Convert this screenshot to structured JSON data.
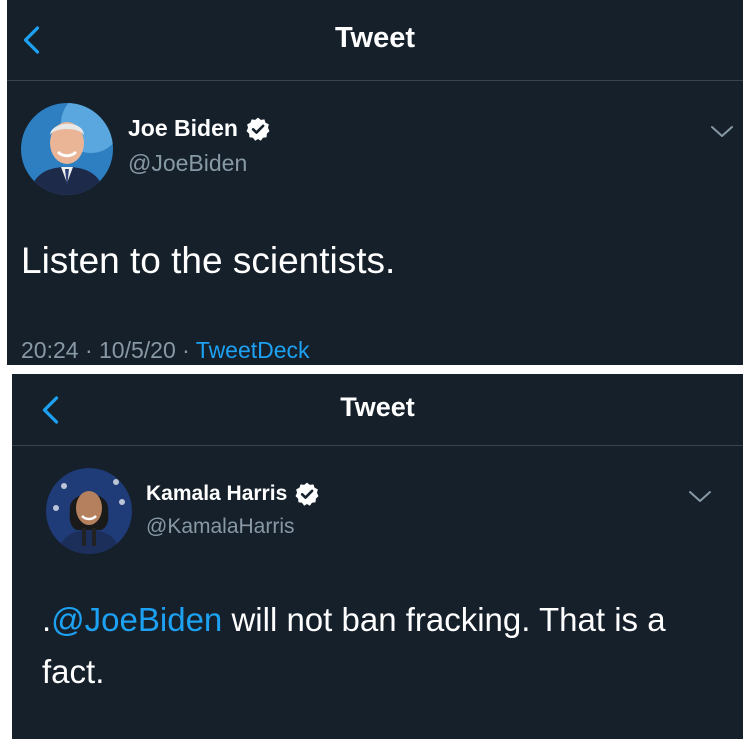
{
  "colors": {
    "background": "#15202b",
    "text": "#ffffff",
    "secondary": "#8899a6",
    "accent": "#1da1f2",
    "divider": "#38444d"
  },
  "panels": [
    {
      "header_title": "Tweet",
      "author": {
        "name": "Joe Biden",
        "handle": "@JoeBiden",
        "verified": true
      },
      "text": "Listen to the scientists.",
      "time": "20:24",
      "separator": " · ",
      "date": "10/5/20",
      "source": "TweetDeck"
    },
    {
      "header_title": "Tweet",
      "author": {
        "name": "Kamala Harris",
        "handle": "@KamalaHarris",
        "verified": true
      },
      "text_prefix": ".",
      "mention": "@JoeBiden",
      "text_rest": " will not ban fracking. That is a fact."
    }
  ],
  "icons": {
    "back": "chevron-left-icon",
    "verified": "verified-badge-icon",
    "more": "chevron-down-icon"
  }
}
┄┄┄┄┄┄┄┄┄┄
**Exercise instructions:** Omit any images, then output the listing exactly.

**Answer for this exercise:**
Convert this screenshot to structured JSON data.
{
  "colors": {
    "background": "#15202b",
    "text": "#ffffff",
    "secondary": "#8899a6",
    "accent": "#1da1f2",
    "divider": "#38444d"
  },
  "panels": [
    {
      "header_title": "Tweet",
      "author": {
        "name": "Joe Biden",
        "handle": "@JoeBiden",
        "verified": true
      },
      "text": "Listen to the scientists.",
      "time": "20:24",
      "separator": " · ",
      "date": "10/5/20",
      "source": "TweetDeck"
    },
    {
      "header_title": "Tweet",
      "author": {
        "name": "Kamala Harris",
        "handle": "@KamalaHarris",
        "verified": true
      },
      "text_prefix": ".",
      "mention": "@JoeBiden",
      "text_rest": " will not ban fracking. That is a fact."
    }
  ],
  "icons": {
    "back": "chevron-left-icon",
    "verified": "verified-badge-icon",
    "more": "chevron-down-icon"
  }
}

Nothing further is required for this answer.